- _WHAT IS ASKED_: Select all lines with the string "brightness" in them, and copy those lines.

- _PROVIDED INFORMATION_:

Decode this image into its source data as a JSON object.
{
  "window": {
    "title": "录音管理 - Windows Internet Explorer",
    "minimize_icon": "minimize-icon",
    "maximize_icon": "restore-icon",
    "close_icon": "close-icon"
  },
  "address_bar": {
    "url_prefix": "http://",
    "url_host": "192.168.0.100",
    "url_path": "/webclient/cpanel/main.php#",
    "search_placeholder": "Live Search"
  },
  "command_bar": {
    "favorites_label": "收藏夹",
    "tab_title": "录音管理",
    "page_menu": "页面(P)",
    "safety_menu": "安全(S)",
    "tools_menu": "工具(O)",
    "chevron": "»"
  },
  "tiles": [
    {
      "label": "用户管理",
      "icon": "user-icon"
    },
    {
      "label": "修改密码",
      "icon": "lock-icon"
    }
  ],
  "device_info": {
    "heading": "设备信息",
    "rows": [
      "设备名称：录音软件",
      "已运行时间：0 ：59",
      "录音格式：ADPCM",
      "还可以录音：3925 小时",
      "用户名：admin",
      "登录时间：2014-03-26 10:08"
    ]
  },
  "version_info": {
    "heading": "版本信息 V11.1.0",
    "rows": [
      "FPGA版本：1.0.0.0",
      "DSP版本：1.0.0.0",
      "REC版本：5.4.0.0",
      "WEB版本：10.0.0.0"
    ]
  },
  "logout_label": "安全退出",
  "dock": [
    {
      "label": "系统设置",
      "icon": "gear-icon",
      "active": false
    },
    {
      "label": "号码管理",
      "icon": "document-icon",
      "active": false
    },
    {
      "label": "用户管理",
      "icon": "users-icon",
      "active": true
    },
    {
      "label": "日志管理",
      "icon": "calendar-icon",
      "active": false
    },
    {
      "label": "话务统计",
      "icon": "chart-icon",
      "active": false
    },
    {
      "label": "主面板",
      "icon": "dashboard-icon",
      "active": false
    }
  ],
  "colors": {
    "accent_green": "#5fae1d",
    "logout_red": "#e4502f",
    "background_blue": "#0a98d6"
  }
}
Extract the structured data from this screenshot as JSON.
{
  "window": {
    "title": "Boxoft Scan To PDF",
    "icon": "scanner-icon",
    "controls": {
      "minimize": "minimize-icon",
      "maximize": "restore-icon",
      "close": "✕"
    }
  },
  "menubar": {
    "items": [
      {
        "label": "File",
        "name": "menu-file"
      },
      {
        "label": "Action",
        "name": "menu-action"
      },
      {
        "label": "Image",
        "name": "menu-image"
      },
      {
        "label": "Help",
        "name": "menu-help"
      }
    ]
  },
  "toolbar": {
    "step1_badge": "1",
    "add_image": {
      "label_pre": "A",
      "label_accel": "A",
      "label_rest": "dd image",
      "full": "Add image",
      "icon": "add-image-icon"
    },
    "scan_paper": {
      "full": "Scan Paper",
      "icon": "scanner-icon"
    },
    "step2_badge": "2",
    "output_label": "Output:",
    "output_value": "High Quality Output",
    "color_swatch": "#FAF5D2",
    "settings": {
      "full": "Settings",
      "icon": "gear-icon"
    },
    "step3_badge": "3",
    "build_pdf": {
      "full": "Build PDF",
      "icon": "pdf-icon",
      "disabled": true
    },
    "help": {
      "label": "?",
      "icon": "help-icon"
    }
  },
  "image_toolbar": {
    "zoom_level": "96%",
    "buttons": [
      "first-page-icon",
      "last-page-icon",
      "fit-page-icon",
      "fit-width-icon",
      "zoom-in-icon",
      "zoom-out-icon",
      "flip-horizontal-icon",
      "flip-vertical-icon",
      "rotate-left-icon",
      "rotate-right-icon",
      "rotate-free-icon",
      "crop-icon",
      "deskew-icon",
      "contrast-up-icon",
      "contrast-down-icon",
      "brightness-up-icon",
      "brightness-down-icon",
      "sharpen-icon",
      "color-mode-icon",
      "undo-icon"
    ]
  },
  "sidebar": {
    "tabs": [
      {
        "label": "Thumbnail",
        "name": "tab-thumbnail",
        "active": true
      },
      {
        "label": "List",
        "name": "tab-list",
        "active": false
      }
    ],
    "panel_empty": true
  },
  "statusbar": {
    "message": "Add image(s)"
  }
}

- _SOLUTION_:
      "brightness-up-icon",
      "brightness-down-icon",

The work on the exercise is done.